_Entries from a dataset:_

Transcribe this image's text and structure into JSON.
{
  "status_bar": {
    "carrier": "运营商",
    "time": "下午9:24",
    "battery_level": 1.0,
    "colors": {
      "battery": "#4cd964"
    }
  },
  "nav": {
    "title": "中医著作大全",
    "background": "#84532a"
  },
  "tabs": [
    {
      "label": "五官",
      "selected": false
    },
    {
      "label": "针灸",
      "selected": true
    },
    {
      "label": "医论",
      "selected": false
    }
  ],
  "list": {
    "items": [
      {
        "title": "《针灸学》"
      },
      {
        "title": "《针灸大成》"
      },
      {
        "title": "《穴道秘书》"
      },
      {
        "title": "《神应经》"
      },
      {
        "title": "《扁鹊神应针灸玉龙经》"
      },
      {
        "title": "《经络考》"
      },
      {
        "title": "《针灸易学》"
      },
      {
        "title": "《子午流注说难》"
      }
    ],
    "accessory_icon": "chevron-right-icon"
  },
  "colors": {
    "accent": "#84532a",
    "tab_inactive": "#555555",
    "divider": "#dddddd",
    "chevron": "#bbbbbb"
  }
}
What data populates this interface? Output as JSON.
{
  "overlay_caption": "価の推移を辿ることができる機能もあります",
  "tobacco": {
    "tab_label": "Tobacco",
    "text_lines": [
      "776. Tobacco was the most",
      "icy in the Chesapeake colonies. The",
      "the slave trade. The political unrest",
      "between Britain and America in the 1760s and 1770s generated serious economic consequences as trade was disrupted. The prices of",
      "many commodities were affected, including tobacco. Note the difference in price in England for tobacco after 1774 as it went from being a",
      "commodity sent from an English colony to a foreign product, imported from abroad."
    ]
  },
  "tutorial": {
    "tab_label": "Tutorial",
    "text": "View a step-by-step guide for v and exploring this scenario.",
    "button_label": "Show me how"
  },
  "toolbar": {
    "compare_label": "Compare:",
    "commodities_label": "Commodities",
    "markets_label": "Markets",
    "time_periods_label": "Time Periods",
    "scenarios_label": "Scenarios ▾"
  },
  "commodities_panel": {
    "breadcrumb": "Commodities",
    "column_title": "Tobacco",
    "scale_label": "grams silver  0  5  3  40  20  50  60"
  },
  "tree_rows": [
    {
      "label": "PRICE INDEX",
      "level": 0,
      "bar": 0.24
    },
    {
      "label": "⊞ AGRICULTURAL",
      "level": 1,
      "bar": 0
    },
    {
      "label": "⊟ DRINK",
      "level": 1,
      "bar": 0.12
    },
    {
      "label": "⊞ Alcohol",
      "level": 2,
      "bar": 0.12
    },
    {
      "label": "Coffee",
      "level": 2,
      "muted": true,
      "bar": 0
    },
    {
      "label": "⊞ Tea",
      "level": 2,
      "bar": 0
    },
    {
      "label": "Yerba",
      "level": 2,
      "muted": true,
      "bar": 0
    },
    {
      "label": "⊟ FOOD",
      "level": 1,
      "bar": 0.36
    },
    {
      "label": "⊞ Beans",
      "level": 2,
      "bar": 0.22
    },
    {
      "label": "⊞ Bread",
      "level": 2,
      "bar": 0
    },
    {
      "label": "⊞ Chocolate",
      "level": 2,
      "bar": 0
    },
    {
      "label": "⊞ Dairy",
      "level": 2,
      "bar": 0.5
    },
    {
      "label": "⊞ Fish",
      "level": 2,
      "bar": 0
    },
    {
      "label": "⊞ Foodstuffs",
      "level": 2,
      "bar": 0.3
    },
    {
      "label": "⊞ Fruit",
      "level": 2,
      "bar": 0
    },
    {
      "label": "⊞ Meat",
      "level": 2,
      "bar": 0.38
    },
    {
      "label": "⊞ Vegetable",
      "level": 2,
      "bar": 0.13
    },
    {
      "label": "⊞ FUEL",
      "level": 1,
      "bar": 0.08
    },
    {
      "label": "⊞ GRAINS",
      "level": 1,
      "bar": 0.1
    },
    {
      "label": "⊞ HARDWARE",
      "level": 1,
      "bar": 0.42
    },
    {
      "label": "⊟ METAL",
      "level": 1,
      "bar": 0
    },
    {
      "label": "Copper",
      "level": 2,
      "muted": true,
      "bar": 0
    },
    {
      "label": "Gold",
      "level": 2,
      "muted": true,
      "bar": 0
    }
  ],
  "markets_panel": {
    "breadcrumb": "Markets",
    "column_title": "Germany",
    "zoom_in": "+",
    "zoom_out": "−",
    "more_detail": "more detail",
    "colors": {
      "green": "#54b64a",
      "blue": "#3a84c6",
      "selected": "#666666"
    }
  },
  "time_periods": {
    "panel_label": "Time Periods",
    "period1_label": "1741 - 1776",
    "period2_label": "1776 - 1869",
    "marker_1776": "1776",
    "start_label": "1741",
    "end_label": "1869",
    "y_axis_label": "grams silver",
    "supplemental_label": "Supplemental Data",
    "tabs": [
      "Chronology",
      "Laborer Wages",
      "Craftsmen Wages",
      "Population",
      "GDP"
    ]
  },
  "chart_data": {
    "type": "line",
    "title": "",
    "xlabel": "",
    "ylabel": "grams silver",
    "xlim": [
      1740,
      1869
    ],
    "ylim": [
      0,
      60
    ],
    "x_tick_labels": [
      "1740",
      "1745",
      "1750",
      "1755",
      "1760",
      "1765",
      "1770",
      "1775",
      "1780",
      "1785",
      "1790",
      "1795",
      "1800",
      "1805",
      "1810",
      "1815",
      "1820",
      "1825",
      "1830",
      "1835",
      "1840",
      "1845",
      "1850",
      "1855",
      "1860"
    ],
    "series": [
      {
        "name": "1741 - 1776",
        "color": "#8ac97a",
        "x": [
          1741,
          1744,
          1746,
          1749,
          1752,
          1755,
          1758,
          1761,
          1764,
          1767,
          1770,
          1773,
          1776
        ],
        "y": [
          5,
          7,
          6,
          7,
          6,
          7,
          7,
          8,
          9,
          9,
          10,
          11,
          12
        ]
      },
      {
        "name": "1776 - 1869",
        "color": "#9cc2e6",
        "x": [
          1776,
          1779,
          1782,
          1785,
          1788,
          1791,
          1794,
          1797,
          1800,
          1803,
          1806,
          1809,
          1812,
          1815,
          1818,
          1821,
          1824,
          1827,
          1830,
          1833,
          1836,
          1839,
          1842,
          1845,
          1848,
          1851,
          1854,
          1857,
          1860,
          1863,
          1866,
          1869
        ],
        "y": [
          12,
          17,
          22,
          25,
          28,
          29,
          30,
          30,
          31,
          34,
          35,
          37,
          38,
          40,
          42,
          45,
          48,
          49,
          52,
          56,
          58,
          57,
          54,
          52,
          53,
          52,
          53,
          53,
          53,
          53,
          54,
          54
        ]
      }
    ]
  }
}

_WHAT NEEDS TO BE DONE:_
Set down the listing above in full, please, exactly as it appears.

_SOLUTION TO THE PROBLEM:_
Transcribe this image's text and structure into JSON.
{
  "status_bar": {
    "carrier": "运营商",
    "time": "下午9:24",
    "battery_level": 1.0,
    "colors": {
      "battery": "#4cd964"
    }
  },
  "nav": {
    "title": "中医著作大全",
    "background": "#84532a"
  },
  "tabs": [
    {
      "label": "五官",
      "selected": false
    },
    {
      "label": "针灸",
      "selected": true
    },
    {
      "label": "医论",
      "selected": false
    }
  ],
  "list": {
    "items": [
      {
        "title": "《针灸学》"
      },
      {
        "title": "《针灸大成》"
      },
      {
        "title": "《穴道秘书》"
      },
      {
        "title": "《神应经》"
      },
      {
        "title": "《扁鹊神应针灸玉龙经》"
      },
      {
        "title": "《经络考》"
      },
      {
        "title": "《针灸易学》"
      },
      {
        "title": "《子午流注说难》"
      }
    ],
    "accessory_icon": "chevron-right-icon"
  },
  "colors": {
    "accent": "#84532a",
    "tab_inactive": "#555555",
    "divider": "#dddddd",
    "chevron": "#bbbbbb"
  }
}
What data populates this interface? Output as JSON.
{
  "overlay_caption": "価の推移を辿ることができる機能もあります",
  "tobacco": {
    "tab_label": "Tobacco",
    "text_lines": [
      "776. Tobacco was the most",
      "icy in the Chesapeake colonies. The",
      "the slave trade. The political unrest",
      "between Britain and America in the 1760s and 1770s generated serious economic consequences as trade was disrupted. The prices of",
      "many commodities were affected, including tobacco. Note the difference in price in England for tobacco after 1774 as it went from being a",
      "commodity sent from an English colony to a foreign product, imported from abroad."
    ]
  },
  "tutorial": {
    "tab_label": "Tutorial",
    "text": "View a step-by-step guide for v and exploring this scenario.",
    "button_label": "Show me how"
  },
  "toolbar": {
    "compare_label": "Compare:",
    "commodities_label": "Commodities",
    "markets_label": "Markets",
    "time_periods_label": "Time Periods",
    "scenarios_label": "Scenarios ▾"
  },
  "commodities_panel": {
    "breadcrumb": "Commodities",
    "column_title": "Tobacco",
    "scale_label": "grams silver  0  5  3  40  20  50  60"
  },
  "tree_rows": [
    {
      "label": "PRICE INDEX",
      "level": 0,
      "bar": 0.24
    },
    {
      "label": "⊞ AGRICULTURAL",
      "level": 1,
      "bar": 0
    },
    {
      "label": "⊟ DRINK",
      "level": 1,
      "bar": 0.12
    },
    {
      "label": "⊞ Alcohol",
      "level": 2,
      "bar": 0.12
    },
    {
      "label": "Coffee",
      "level": 2,
      "muted": true,
      "bar": 0
    },
    {
      "label": "⊞ Tea",
      "level": 2,
      "bar": 0
    },
    {
      "label": "Yerba",
      "level": 2,
      "muted": true,
      "bar": 0
    },
    {
      "label": "⊟ FOOD",
      "level": 1,
      "bar": 0.36
    },
    {
      "label": "⊞ Beans",
      "level": 2,
      "bar": 0.22
    },
    {
      "label": "⊞ Bread",
      "level": 2,
      "bar": 0
    },
    {
      "label": "⊞ Chocolate",
      "level": 2,
      "bar": 0
    },
    {
      "label": "⊞ Dairy",
      "level": 2,
      "bar": 0.5
    },
    {
      "label": "⊞ Fish",
      "level": 2,
      "bar": 0
    },
    {
      "label": "⊞ Foodstuffs",
      "level": 2,
      "bar": 0.3
    },
    {
      "label": "⊞ Fruit",
      "level": 2,
      "bar": 0
    },
    {
      "label": "⊞ Meat",
      "level": 2,
      "bar": 0.38
    },
    {
      "label": "⊞ Vegetable",
      "level": 2,
      "bar": 0.13
    },
    {
      "label": "⊞ FUEL",
      "level": 1,
      "bar": 0.08
    },
    {
      "label": "⊞ GRAINS",
      "level": 1,
      "bar": 0.1
    },
    {
      "label": "⊞ HARDWARE",
      "level": 1,
      "bar": 0.42
    },
    {
      "label": "⊟ METAL",
      "level": 1,
      "bar": 0
    },
    {
      "label": "Copper",
      "level": 2,
      "muted": true,
      "bar": 0
    },
    {
      "label": "Gold",
      "level": 2,
      "muted": true,
      "bar": 0
    }
  ],
  "markets_panel": {
    "breadcrumb": "Markets",
    "column_title": "Germany",
    "zoom_in": "+",
    "zoom_out": "−",
    "more_detail": "more detail",
    "colors": {
      "green": "#54b64a",
      "blue": "#3a84c6",
      "selected": "#666666"
    }
  },
  "time_periods": {
    "panel_label": "Time Periods",
    "period1_label": "1741 - 1776",
    "period2_label": "1776 - 1869",
    "marker_1776": "1776",
    "start_label": "1741",
    "end_label": "1869",
    "y_axis_label": "grams silver",
    "supplemental_label": "Supplemental Data",
    "tabs": [
      "Chronology",
      "Laborer Wages",
      "Craftsmen Wages",
      "Population",
      "GDP"
    ]
  },
  "chart_data": {
    "type": "line",
    "title": "",
    "xlabel": "",
    "ylabel": "grams silver",
    "xlim": [
      1740,
      1869
    ],
    "ylim": [
      0,
      60
    ],
    "x_tick_labels": [
      "1740",
      "1745",
      "1750",
      "1755",
      "1760",
      "1765",
      "1770",
      "1775",
      "1780",
      "1785",
      "1790",
      "1795",
      "1800",
      "1805",
      "1810",
      "1815",
      "1820",
      "1825",
      "1830",
      "1835",
      "1840",
      "1845",
      "1850",
      "1855",
      "1860"
    ],
    "series": [
      {
        "name": "1741 - 1776",
        "color": "#8ac97a",
        "x": [
          1741,
          1744,
          1746,
          1749,
          1752,
          1755,
          1758,
          1761,
          1764,
          1767,
          1770,
          1773,
          1776
        ],
        "y": [
          5,
          7,
          6,
          7,
          6,
          7,
          7,
          8,
          9,
          9,
          10,
          11,
          12
        ]
      },
      {
        "name": "1776 - 1869",
        "color": "#9cc2e6",
        "x": [
          1776,
          1779,
          1782,
          1785,
          1788,
          1791,
          1794,
          1797,
          1800,
          1803,
          1806,
          1809,
          1812,
          1815,
          1818,
          1821,
          1824,
          1827,
          1830,
          1833,
          1836,
          1839,
          1842,
          1845,
          1848,
          1851,
          1854,
          1857,
          1860,
          1863,
          1866,
          1869
        ],
        "y": [
          12,
          17,
          22,
          25,
          28,
          29,
          30,
          30,
          31,
          34,
          35,
          37,
          38,
          40,
          42,
          45,
          48,
          49,
          52,
          56,
          58,
          57,
          54,
          52,
          53,
          52,
          53,
          53,
          53,
          53,
          54,
          54
        ]
      }
    ]
  }
}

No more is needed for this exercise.